Start of Given passage
YMBBT has grown to huge proportions. It was awarded the Oxford Samuel Beckett Theatre Trust prize for its show in 2012 at the Barbican in London and an Olivier award for outstanding achievement. Stephen Fry, Dominic West, Jude Law and Sir Ian McKellen are just some of the show’s celebrity fans, but there aren’t many detailed reviews or articles about the experience. That’s because secrecy is key.

“If a Passenger has been forewarned then they always say they regret knowing about it,” says Bond. “In the early days, people would just find a flyer in a pub saying You Me Bum Bum Train, a time and a location and nothing else.”

In a recent show, one Passenger had been told by his friend that they were going to see Billy Elliot and had no idea what would happen. “He had to take a break from the show because he was shaking and he just wasn’t prepared for what was going on, but he said it was amazing, he just felt overwhelmed.”

“A lot of the shy people say if they knew what they were going to do they would never have taken part but they get a huge confidence boost from realising they can.”

The show is run on a shoestring budget; props are scavenged from websites like Freecycle and car boot sales. It’s amazing how detailed and realistic they are considering they started with a building site three months ago. In one of the scenes I rehearsed for, the scene director suddenly stopped talking to examine the ceiling. “It still needs cornicing. It won’t look right without it,” he said. The cornicing was added the next day.
End of Given passage
◆ **Problem description**:
Retype the portion of the You Me Bum Bum Train passage between "In a recent" and "the next day.", inclusive, without altering any wording.
Start of Given material
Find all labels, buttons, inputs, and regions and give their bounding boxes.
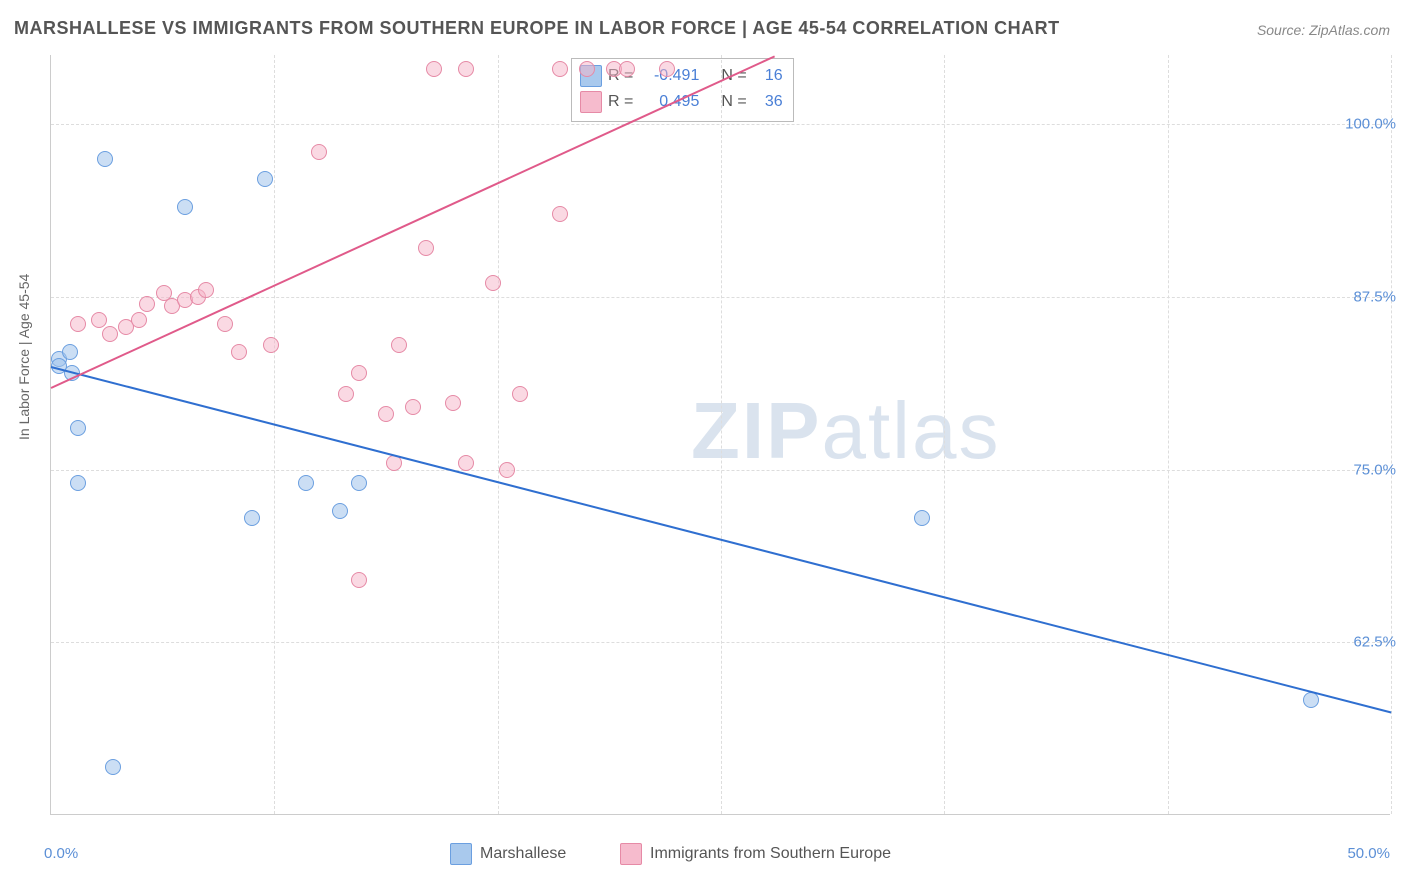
End of Given material
◆ **Result for this exercise**:
In a recent show, one Passenger had been told by his friend that they were going to see Billy Elliot and had no idea what would happen. “He had to take a break from the show because he was shaking and he just wasn’t prepared for what was going on, but he said it was amazing, he just felt overwhelmed.”

“A lot of the shy people say if they knew what they were going to do they would never have taken part but they get a huge confidence boost from realising they can.”

The show is run on a shoestring budget; props are scavenged from websites like Freecycle and car boot sales. It’s amazing how detailed and realistic they are considering they started with a building site three months ago. In one of the scenes I rehearsed for, the scene director suddenly stopped talking to examine the ceiling. “It still needs cornicing. It won’t look right without it,” he said. The cornicing was added the next day.